#### What you will do:
Give every line of the material again, exactly as written.

#### Source data:
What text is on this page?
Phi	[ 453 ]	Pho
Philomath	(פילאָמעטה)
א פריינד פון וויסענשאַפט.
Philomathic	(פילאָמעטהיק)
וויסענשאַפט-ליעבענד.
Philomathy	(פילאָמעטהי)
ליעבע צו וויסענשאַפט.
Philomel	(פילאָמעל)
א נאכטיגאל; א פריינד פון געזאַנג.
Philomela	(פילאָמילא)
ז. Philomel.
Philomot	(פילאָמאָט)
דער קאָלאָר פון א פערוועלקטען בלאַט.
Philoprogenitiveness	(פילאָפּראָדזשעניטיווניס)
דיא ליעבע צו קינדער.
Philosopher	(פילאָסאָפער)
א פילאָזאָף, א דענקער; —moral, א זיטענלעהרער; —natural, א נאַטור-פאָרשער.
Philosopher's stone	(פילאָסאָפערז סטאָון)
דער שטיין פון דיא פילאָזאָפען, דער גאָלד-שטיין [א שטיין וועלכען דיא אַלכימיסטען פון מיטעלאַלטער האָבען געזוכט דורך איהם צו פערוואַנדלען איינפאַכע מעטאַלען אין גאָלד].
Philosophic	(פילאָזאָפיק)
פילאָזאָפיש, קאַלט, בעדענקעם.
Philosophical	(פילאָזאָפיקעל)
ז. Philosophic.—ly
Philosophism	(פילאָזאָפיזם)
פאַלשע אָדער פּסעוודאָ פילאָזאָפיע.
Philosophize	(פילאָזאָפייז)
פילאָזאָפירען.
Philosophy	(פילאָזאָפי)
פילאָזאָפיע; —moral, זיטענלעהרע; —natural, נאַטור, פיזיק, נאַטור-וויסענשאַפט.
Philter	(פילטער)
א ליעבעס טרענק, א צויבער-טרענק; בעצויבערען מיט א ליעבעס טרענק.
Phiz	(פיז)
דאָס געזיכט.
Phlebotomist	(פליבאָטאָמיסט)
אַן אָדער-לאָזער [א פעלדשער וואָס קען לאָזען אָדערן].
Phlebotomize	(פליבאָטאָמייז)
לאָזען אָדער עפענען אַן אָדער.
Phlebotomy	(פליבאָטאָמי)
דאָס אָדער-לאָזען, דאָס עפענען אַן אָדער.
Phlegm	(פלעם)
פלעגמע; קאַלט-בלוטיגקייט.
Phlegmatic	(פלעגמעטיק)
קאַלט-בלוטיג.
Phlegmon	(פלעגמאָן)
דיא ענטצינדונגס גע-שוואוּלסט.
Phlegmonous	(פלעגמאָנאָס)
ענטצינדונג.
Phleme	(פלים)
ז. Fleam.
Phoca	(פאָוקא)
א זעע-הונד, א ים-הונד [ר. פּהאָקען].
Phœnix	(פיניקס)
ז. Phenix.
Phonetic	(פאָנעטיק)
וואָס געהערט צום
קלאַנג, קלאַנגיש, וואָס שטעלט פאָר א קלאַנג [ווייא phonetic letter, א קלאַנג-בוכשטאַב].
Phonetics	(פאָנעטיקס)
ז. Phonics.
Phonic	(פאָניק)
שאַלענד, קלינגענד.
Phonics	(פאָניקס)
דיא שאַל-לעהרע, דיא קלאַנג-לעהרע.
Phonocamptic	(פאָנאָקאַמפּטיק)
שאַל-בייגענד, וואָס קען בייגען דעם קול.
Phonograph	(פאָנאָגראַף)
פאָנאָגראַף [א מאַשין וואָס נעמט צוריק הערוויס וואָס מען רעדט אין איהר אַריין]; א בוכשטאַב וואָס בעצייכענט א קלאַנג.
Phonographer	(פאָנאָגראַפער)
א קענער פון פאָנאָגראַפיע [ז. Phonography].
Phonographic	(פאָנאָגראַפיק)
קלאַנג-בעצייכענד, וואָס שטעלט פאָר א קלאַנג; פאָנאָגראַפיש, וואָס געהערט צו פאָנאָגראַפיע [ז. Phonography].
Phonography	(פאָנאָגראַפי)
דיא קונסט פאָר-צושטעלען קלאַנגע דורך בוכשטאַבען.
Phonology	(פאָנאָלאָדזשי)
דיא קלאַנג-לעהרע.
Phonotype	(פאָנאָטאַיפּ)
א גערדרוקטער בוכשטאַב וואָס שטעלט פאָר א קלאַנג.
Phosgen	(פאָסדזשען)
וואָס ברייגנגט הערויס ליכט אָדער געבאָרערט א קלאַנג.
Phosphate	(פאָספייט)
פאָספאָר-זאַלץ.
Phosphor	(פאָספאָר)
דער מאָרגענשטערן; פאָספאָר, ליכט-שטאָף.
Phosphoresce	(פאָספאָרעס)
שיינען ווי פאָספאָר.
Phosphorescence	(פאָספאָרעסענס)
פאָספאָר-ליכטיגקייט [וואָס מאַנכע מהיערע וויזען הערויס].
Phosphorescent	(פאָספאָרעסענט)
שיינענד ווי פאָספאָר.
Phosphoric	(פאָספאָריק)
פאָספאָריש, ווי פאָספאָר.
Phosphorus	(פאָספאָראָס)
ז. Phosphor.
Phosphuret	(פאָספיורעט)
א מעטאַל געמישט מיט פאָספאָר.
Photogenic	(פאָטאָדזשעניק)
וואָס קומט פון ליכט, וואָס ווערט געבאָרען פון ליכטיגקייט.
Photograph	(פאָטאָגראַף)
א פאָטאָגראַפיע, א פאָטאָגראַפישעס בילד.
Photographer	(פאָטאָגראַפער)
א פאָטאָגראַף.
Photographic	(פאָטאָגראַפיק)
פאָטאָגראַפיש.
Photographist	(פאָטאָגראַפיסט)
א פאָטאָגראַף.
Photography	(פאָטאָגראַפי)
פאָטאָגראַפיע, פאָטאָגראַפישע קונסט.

#### Answer to this task:
What text is on this page?
Phi	[ 453 ]	Pho
Philomath	(פילאָמעטה)
א פריינד פון וויסענשאַפט.
Philomathic	(פילאָמעטהיק)
וויסענשאַפט-ליעבענד.
Philomathy	(פילאָמעטהי)
ליעבע צו וויסענשאַפט.
Philomel	(פילאָמעל)
א נאכטיגאל; א פריינד פון געזאַנג.
Philomela	(פילאָמילא)
ז. Philomel.
Philomot	(פילאָמאָט)
דער קאָלאָר פון א פערוועלקטען בלאַט.
Philoprogenitiveness	(פילאָפּראָדזשעניטיווניס)
דיא ליעבע צו קינדער.
Philosopher	(פילאָסאָפער)
א פילאָזאָף, א דענקער; —moral, א זיטענלעהרער; —natural, א נאַטור-פאָרשער.
Philosopher's stone	(פילאָסאָפערז סטאָון)
דער שטיין פון דיא פילאָזאָפען, דער גאָלד-שטיין [א שטיין וועלכען דיא אַלכימיסטען פון מיטעלאַלטער האָבען געזוכט דורך איהם צו פערוואַנדלען איינפאַכע מעטאַלען אין גאָלד].
Philosophic	(פילאָזאָפיק)
פילאָזאָפיש, קאַלט, בעדענקעם.
Philosophical	(פילאָזאָפיקעל)
ז. Philosophic.—ly
Philosophism	(פילאָזאָפיזם)
פאַלשע אָדער פּסעוודאָ פילאָזאָפיע.
Philosophize	(פילאָזאָפייז)
פילאָזאָפירען.
Philosophy	(פילאָזאָפי)
פילאָזאָפיע; —moral, זיטענלעהרע; —natural, נאַטור, פיזיק, נאַטור-וויסענשאַפט.
Philter	(פילטער)
א ליעבעס טרענק, א צויבער-טרענק; בעצויבערען מיט א ליעבעס טרענק.
Phiz	(פיז)
דאָס געזיכט.
Phlebotomist	(פליבאָטאָמיסט)
אַן אָדער-לאָזער [א פעלדשער וואָס קען לאָזען אָדערן].
Phlebotomize	(פליבאָטאָמייז)
לאָזען אָדער עפענען אַן אָדער.
Phlebotomy	(פליבאָטאָמי)
דאָס אָדער-לאָזען, דאָס עפענען אַן אָדער.
Phlegm	(פלעם)
פלעגמע; קאַלט-בלוטיגקייט.
Phlegmatic	(פלעגמעטיק)
קאַלט-בלוטיג.
Phlegmon	(פלעגמאָן)
דיא ענטצינדונגס גע-שוואוּלסט.
Phlegmonous	(פלעגמאָנאָס)
ענטצינדונג.
Phleme	(פלים)
ז. Fleam.
Phoca	(פאָוקא)
א זעע-הונד, א ים-הונד [ר. פּהאָקען].
Phœnix	(פיניקס)
ז. Phenix.
Phonetic	(פאָנעטיק)
וואָס געהערט צום
קלאַנג, קלאַנגיש, וואָס שטעלט פאָר א קלאַנג [ווייא phonetic letter, א קלאַנג-בוכשטאַב].
Phonetics	(פאָנעטיקס)
ז. Phonics.
Phonic	(פאָניק)
שאַלענד, קלינגענד.
Phonics	(פאָניקס)
דיא שאַל-לעהרע, דיא קלאַנג-לעהרע.
Phonocamptic	(פאָנאָקאַמפּטיק)
שאַל-בייגענד, וואָס קען בייגען דעם קול.
Phonograph	(פאָנאָגראַף)
פאָנאָגראַף [א מאַשין וואָס נעמט צוריק הערוויס וואָס מען רעדט אין איהר אַריין]; א בוכשטאַב וואָס בעצייכענט א קלאַנג.
Phonographer	(פאָנאָגראַפער)
א קענער פון פאָנאָגראַפיע [ז. Phonography].
Phonographic	(פאָנאָגראַפיק)
קלאַנג-בעצייכענד, וואָס שטעלט פאָר א קלאַנג; פאָנאָגראַפיש, וואָס געהערט צו פאָנאָגראַפיע [ז. Phonography].
Phonography	(פאָנאָגראַפי)
דיא קונסט פאָר-צושטעלען קלאַנגע דורך בוכשטאַבען.
Phonology	(פאָנאָלאָדזשי)
דיא קלאַנג-לעהרע.
Phonotype	(פאָנאָטאַיפּ)
א גערדרוקטער בוכשטאַב וואָס שטעלט פאָר א קלאַנג.
Phosgen	(פאָסדזשען)
וואָס ברייגנגט הערויס ליכט אָדער געבאָרערט א קלאַנג.
Phosphate	(פאָספייט)
פאָספאָר-זאַלץ.
Phosphor	(פאָספאָר)
דער מאָרגענשטערן; פאָספאָר, ליכט-שטאָף.
Phosphoresce	(פאָספאָרעס)
שיינען ווי פאָספאָר.
Phosphorescence	(פאָספאָרעסענס)
פאָספאָר-ליכטיגקייט [וואָס מאַנכע מהיערע וויזען הערויס].
Phosphorescent	(פאָספאָרעסענט)
שיינענד ווי פאָספאָר.
Phosphoric	(פאָספאָריק)
פאָספאָריש, ווי פאָספאָר.
Phosphorus	(פאָספאָראָס)
ז. Phosphor.
Phosphuret	(פאָספיורעט)
א מעטאַל געמישט מיט פאָספאָר.
Photogenic	(פאָטאָדזשעניק)
וואָס קומט פון ליכט, וואָס ווערט געבאָרען פון ליכטיגקייט.
Photograph	(פאָטאָגראַף)
א פאָטאָגראַפיע, א פאָטאָגראַפישעס בילד.
Photographer	(פאָטאָגראַפער)
א פאָטאָגראַף.
Photographic	(פאָטאָגראַפיק)
פאָטאָגראַפיש.
Photographist	(פאָטאָגראַפיסט)
א פאָטאָגראַף.
Photography	(פאָטאָגראַפי)
פאָטאָגראַפיע, פאָטאָגראַפישע קונסט.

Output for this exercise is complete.